### What you need to do
Scan the data below for the string "result". Copy every line where it appears.

[Listing start]

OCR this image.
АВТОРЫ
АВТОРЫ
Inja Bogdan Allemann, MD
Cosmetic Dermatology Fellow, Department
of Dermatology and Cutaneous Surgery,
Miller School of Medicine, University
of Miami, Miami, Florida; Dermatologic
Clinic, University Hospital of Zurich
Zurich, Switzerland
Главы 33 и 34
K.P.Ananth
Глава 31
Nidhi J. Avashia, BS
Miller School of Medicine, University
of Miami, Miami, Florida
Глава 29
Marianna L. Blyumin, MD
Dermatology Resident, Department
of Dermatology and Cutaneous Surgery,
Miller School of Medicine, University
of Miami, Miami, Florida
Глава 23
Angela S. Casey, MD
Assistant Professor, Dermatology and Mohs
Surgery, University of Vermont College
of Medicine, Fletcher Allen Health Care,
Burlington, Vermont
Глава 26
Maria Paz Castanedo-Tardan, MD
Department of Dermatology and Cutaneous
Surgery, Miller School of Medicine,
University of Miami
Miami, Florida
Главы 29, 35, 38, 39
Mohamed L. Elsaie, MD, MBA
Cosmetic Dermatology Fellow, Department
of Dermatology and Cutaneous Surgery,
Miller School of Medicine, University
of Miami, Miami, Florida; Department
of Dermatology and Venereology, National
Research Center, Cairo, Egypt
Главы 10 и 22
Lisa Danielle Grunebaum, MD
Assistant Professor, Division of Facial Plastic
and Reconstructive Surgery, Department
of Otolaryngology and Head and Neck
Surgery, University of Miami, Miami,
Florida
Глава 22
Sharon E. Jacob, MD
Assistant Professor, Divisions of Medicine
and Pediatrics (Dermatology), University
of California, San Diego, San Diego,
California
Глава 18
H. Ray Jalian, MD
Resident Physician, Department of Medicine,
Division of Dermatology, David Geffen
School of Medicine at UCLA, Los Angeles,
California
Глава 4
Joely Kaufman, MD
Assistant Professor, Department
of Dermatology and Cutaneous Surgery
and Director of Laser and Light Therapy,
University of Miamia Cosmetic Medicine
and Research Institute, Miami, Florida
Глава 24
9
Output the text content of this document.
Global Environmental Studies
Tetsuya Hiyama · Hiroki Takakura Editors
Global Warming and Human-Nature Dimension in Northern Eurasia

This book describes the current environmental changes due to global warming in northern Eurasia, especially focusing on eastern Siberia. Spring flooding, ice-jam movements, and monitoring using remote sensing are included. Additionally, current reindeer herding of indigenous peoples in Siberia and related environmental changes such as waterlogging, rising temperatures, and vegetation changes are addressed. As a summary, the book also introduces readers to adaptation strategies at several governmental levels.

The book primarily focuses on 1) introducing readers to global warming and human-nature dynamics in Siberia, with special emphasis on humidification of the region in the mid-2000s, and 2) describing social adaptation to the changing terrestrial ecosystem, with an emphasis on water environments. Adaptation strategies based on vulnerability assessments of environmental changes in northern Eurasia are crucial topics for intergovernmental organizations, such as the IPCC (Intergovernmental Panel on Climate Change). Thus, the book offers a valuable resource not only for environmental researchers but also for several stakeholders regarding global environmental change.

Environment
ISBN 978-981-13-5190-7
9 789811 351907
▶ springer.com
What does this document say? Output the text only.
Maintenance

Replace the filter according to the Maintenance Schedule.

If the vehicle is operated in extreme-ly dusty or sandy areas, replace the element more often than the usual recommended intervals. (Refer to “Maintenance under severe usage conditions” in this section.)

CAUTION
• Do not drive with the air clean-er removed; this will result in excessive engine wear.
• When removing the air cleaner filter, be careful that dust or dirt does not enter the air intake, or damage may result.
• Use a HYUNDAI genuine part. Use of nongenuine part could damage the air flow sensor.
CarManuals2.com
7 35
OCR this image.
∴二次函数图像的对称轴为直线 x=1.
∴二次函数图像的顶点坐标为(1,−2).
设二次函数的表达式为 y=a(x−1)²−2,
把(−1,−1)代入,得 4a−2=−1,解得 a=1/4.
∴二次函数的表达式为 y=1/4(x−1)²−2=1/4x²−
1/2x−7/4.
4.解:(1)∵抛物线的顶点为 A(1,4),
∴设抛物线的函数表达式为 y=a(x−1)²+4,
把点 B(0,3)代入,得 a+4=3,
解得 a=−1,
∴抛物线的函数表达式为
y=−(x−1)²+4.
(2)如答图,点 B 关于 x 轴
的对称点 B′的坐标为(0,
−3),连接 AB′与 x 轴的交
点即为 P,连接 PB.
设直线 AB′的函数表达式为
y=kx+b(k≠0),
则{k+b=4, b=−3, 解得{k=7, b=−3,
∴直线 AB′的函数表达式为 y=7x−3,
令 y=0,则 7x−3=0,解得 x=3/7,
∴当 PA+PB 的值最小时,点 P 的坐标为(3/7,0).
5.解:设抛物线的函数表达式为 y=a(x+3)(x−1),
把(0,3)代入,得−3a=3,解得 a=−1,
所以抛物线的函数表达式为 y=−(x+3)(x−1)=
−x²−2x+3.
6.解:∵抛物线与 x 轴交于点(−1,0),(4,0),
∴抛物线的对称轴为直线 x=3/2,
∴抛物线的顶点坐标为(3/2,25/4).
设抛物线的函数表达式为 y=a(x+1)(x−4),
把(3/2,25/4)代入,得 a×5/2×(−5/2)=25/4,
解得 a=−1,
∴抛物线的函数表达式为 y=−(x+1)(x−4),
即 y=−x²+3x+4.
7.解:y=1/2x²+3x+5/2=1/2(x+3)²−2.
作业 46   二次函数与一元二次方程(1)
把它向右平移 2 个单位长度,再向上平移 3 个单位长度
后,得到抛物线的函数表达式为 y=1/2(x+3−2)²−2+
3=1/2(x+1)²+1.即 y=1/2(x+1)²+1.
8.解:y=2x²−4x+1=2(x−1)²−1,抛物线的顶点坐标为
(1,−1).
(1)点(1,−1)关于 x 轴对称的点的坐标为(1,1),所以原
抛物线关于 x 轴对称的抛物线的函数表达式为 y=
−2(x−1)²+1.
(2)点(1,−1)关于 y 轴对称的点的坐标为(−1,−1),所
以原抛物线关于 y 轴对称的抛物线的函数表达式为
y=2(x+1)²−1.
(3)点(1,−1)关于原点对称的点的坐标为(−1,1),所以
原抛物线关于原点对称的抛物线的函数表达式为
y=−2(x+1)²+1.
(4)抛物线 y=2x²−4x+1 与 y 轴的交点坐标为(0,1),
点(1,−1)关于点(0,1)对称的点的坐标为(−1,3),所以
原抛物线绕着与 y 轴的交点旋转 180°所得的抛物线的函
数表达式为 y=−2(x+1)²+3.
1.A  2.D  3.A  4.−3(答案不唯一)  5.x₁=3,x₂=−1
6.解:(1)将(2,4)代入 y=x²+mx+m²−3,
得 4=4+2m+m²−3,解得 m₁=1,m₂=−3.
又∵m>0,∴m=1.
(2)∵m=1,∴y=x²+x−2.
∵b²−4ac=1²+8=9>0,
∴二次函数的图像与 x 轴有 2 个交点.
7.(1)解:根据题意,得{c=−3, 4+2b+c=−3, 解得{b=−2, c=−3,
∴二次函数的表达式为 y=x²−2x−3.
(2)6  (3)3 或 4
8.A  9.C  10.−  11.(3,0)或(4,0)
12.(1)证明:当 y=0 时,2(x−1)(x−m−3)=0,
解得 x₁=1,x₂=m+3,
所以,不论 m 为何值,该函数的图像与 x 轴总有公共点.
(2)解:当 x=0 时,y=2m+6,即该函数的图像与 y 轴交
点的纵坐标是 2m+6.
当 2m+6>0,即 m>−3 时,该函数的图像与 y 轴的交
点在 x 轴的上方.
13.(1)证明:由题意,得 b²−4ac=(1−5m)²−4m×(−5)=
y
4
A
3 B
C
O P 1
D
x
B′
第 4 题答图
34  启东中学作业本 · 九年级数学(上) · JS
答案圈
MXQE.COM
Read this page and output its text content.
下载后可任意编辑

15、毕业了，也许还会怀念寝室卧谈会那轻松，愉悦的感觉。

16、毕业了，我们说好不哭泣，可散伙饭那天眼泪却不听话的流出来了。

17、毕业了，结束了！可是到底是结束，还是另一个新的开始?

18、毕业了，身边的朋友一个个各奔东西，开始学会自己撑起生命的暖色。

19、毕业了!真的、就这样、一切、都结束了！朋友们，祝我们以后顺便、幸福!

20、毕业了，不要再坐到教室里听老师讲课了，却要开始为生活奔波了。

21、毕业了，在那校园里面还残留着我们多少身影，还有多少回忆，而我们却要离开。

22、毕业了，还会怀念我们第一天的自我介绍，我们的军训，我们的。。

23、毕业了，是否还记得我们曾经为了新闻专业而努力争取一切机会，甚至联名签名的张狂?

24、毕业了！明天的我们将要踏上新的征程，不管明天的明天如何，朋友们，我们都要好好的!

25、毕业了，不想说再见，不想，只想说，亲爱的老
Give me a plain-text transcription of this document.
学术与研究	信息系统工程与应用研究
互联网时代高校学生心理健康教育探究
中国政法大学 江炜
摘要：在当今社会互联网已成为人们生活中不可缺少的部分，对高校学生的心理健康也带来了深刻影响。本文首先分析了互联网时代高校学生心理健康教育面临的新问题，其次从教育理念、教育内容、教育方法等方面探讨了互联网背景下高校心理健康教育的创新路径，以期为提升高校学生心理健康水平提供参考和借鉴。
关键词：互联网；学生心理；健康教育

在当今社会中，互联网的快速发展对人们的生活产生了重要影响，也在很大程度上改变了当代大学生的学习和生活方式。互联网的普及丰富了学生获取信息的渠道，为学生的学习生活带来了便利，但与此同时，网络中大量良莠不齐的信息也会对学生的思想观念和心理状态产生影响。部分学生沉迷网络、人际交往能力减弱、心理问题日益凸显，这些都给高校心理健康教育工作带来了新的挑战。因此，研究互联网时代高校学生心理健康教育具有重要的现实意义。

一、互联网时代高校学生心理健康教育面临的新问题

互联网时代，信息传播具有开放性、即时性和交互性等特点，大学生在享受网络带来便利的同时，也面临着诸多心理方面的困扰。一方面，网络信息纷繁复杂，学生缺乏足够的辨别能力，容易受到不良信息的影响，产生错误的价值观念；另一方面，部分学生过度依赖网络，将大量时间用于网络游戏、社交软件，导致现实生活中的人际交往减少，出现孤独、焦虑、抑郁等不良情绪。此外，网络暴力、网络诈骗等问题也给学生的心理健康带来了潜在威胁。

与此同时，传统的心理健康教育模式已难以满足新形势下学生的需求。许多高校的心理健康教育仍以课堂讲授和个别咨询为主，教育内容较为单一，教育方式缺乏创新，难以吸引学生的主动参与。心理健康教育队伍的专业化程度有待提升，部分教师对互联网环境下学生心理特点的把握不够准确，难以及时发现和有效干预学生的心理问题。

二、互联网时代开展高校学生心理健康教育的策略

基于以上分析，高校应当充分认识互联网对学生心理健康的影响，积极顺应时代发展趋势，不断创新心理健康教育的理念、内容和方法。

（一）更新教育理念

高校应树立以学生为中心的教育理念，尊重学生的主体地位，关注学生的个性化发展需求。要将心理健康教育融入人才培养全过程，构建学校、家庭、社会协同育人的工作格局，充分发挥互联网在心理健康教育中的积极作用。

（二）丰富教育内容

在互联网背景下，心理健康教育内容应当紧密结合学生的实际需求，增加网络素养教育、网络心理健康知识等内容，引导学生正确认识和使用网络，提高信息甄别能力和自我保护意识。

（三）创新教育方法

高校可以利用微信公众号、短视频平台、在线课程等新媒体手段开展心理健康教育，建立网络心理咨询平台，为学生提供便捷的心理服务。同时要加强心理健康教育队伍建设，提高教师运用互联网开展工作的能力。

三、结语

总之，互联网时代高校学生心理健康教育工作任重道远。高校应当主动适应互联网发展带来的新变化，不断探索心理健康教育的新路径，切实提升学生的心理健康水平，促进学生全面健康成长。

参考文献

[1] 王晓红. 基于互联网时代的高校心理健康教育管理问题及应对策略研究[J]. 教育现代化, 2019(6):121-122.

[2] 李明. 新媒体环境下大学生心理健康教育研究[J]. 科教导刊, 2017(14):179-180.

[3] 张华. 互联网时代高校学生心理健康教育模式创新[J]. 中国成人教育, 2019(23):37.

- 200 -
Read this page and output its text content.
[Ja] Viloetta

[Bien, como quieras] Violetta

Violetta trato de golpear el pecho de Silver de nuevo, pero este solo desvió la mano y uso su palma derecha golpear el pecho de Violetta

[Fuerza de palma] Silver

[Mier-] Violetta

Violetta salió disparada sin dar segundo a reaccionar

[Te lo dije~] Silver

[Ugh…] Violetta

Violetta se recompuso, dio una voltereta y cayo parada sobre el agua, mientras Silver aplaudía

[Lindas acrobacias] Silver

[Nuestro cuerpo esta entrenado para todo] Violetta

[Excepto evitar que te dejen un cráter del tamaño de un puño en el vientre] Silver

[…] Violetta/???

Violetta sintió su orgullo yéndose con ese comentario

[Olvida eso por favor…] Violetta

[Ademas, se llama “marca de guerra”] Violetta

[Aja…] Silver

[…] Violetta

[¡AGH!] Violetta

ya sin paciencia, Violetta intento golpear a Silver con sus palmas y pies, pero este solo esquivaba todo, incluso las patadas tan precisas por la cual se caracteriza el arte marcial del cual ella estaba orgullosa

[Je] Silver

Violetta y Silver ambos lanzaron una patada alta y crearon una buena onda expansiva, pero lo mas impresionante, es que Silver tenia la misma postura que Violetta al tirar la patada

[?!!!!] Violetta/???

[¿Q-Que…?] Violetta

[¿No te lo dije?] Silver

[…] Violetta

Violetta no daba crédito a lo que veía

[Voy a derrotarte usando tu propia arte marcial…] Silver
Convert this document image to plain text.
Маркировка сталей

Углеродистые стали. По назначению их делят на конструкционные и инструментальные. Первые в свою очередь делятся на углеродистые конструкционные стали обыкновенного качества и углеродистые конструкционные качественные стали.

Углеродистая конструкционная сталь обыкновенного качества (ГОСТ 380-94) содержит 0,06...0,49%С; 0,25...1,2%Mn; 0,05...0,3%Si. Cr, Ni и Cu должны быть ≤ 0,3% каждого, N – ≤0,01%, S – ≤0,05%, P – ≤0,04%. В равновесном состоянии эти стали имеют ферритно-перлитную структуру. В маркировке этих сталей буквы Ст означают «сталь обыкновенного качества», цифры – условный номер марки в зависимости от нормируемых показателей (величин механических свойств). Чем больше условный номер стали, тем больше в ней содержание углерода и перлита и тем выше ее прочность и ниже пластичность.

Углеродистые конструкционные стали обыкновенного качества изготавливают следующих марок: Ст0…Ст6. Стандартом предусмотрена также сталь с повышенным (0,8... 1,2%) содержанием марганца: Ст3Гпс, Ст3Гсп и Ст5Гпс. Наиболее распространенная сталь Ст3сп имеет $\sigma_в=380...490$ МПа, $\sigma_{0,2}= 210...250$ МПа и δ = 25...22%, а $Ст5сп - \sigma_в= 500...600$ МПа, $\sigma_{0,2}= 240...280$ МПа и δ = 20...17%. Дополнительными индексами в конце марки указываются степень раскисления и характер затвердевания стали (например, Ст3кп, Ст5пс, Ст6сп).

[Listing end]

### Finished exercise
• Do not drive with the air clean-er removed; this will result in excessive engine wear.
• When removing the air cleaner filter, be careful that dust or dirt does not enter the air intake, or damage may result.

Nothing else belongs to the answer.